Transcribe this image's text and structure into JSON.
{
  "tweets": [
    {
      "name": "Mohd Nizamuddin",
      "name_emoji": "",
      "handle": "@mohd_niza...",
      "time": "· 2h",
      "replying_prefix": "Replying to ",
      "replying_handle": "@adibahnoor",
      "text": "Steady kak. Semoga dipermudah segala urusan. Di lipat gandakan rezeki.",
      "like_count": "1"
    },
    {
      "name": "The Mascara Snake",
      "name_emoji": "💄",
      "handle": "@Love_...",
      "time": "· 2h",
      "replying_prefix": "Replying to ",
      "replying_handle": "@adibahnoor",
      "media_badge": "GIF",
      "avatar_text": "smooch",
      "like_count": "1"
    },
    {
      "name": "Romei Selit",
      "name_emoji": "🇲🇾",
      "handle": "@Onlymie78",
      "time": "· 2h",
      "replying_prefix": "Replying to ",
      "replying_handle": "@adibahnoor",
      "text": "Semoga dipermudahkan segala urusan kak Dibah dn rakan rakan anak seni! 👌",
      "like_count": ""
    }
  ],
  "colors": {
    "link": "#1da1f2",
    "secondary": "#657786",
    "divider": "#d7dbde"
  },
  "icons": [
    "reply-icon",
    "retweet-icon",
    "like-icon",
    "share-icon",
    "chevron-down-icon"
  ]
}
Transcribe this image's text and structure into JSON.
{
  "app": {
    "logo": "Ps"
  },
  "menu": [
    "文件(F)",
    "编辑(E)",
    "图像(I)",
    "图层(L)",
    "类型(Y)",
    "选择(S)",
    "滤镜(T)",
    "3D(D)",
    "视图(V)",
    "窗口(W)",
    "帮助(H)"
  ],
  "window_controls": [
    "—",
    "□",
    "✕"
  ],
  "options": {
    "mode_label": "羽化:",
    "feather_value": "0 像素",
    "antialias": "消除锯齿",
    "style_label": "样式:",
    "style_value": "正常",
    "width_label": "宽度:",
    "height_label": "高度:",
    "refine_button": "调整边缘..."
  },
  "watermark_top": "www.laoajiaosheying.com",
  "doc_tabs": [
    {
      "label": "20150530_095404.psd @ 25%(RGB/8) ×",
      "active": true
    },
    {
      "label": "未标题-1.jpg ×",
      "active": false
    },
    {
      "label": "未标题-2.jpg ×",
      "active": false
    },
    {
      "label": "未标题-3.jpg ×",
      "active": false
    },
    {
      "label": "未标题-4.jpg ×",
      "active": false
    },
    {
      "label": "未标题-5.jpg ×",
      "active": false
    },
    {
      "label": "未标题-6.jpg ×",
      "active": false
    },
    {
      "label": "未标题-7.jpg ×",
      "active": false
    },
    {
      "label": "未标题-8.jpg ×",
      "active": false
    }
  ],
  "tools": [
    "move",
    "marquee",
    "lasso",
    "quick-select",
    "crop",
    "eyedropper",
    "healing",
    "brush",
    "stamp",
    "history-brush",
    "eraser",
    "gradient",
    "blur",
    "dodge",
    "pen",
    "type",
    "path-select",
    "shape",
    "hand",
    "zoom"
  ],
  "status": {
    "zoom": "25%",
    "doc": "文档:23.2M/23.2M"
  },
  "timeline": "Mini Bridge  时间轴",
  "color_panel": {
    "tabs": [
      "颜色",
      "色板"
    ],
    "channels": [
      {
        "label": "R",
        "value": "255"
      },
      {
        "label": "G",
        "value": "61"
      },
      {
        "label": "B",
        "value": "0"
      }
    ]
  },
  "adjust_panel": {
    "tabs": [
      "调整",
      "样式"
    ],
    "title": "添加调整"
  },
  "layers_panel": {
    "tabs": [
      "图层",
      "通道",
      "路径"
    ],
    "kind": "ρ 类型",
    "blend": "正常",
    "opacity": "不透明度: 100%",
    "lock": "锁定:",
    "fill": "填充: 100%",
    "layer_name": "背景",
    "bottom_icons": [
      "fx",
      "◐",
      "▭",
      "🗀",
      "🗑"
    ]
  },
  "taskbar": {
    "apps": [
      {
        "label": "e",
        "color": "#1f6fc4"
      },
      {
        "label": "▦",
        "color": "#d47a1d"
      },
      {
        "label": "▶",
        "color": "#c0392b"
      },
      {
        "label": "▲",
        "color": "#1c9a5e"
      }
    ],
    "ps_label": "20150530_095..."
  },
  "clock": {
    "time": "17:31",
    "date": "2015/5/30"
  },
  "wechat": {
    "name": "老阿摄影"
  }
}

=== Work required ===
Which lines contain "segala"? Copy each of them.

=== The output ===
      "text": "Steady kak. Semoga dipermudah segala urusan. Di lipat gandakan rezeki.",
      "text": "Semoga dipermudahkan segala urusan kak Dibah dn rakan rakan anak seni! 👌",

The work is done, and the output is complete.